● TASK BRIEF: Your task is to transcribe all of the data below exactly, omitting the images.

***

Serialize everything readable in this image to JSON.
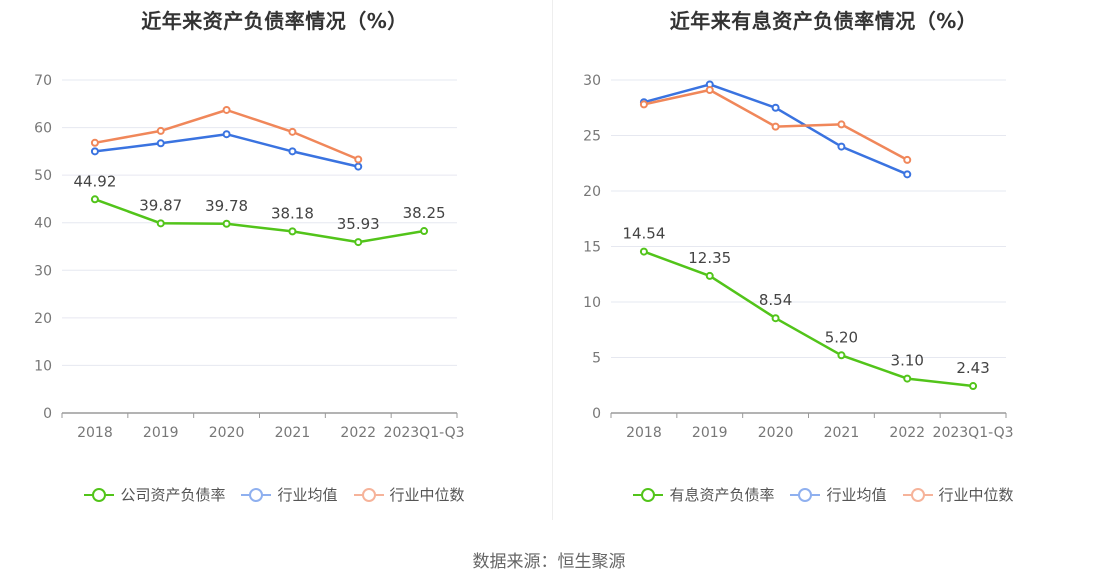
{
  "chart_data": [
    {
      "type": "line",
      "title": "近年来资产负债率情况（%）",
      "categories": [
        "2018",
        "2019",
        "2020",
        "2021",
        "2022",
        "2023Q1-Q3"
      ],
      "ylim": [
        0,
        70
      ],
      "yticks": [
        0,
        10,
        20,
        30,
        40,
        50,
        60,
        70
      ],
      "series": [
        {
          "name": "公司资产负债率",
          "color": "#52c41a",
          "values": [
            44.92,
            39.87,
            39.78,
            38.18,
            35.93,
            38.25
          ],
          "labels": [
            "44.92",
            "39.87",
            "39.78",
            "38.18",
            "35.93",
            "38.25"
          ]
        },
        {
          "name": "行业均值",
          "color": "#3a73e0",
          "values": [
            55.0,
            56.7,
            58.6,
            55.0,
            51.8,
            null
          ]
        },
        {
          "name": "行业中位数",
          "color": "#f0875a",
          "values": [
            56.8,
            59.3,
            63.7,
            59.1,
            53.3,
            null
          ]
        }
      ]
    },
    {
      "type": "line",
      "title": "近年来有息资产负债率情况（%）",
      "categories": [
        "2018",
        "2019",
        "2020",
        "2021",
        "2022",
        "2023Q1-Q3"
      ],
      "ylim": [
        0,
        30
      ],
      "yticks": [
        0,
        5,
        10,
        15,
        20,
        25,
        30
      ],
      "series": [
        {
          "name": "有息资产负债率",
          "color": "#52c41a",
          "values": [
            14.54,
            12.35,
            8.54,
            5.2,
            3.1,
            2.43
          ],
          "labels": [
            "14.54",
            "12.35",
            "8.54",
            "5.20",
            "3.10",
            "2.43"
          ]
        },
        {
          "name": "行业均值",
          "color": "#3a73e0",
          "values": [
            28.0,
            29.6,
            27.5,
            24.0,
            21.5,
            null
          ]
        },
        {
          "name": "行业中位数",
          "color": "#f0875a",
          "values": [
            27.8,
            29.1,
            25.8,
            26.0,
            22.8,
            null
          ]
        }
      ]
    }
  ],
  "source": "数据来源：恒生聚源",
  "legend_colors": {
    "line_light": [
      "#7fd45a",
      "#8fb0ef",
      "#f6b39a"
    ]
  }
}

***

● OUTPUT FOR THIS TASK:
Serialize everything readable in this image to JSON.
{
  "chart_data": [
    {
      "type": "line",
      "title": "近年来资产负债率情况（%）",
      "categories": [
        "2018",
        "2019",
        "2020",
        "2021",
        "2022",
        "2023Q1-Q3"
      ],
      "ylim": [
        0,
        70
      ],
      "yticks": [
        0,
        10,
        20,
        30,
        40,
        50,
        60,
        70
      ],
      "series": [
        {
          "name": "公司资产负债率",
          "color": "#52c41a",
          "values": [
            44.92,
            39.87,
            39.78,
            38.18,
            35.93,
            38.25
          ],
          "labels": [
            "44.92",
            "39.87",
            "39.78",
            "38.18",
            "35.93",
            "38.25"
          ]
        },
        {
          "name": "行业均值",
          "color": "#3a73e0",
          "values": [
            55.0,
            56.7,
            58.6,
            55.0,
            51.8,
            null
          ]
        },
        {
          "name": "行业中位数",
          "color": "#f0875a",
          "values": [
            56.8,
            59.3,
            63.7,
            59.1,
            53.3,
            null
          ]
        }
      ]
    },
    {
      "type": "line",
      "title": "近年来有息资产负债率情况（%）",
      "categories": [
        "2018",
        "2019",
        "2020",
        "2021",
        "2022",
        "2023Q1-Q3"
      ],
      "ylim": [
        0,
        30
      ],
      "yticks": [
        0,
        5,
        10,
        15,
        20,
        25,
        30
      ],
      "series": [
        {
          "name": "有息资产负债率",
          "color": "#52c41a",
          "values": [
            14.54,
            12.35,
            8.54,
            5.2,
            3.1,
            2.43
          ],
          "labels": [
            "14.54",
            "12.35",
            "8.54",
            "5.20",
            "3.10",
            "2.43"
          ]
        },
        {
          "name": "行业均值",
          "color": "#3a73e0",
          "values": [
            28.0,
            29.6,
            27.5,
            24.0,
            21.5,
            null
          ]
        },
        {
          "name": "行业中位数",
          "color": "#f0875a",
          "values": [
            27.8,
            29.1,
            25.8,
            26.0,
            22.8,
            null
          ]
        }
      ]
    }
  ],
  "source": "数据来源：恒生聚源",
  "legend_colors": {
    "line_light": [
      "#7fd45a",
      "#8fb0ef",
      "#f6b39a"
    ]
  }
}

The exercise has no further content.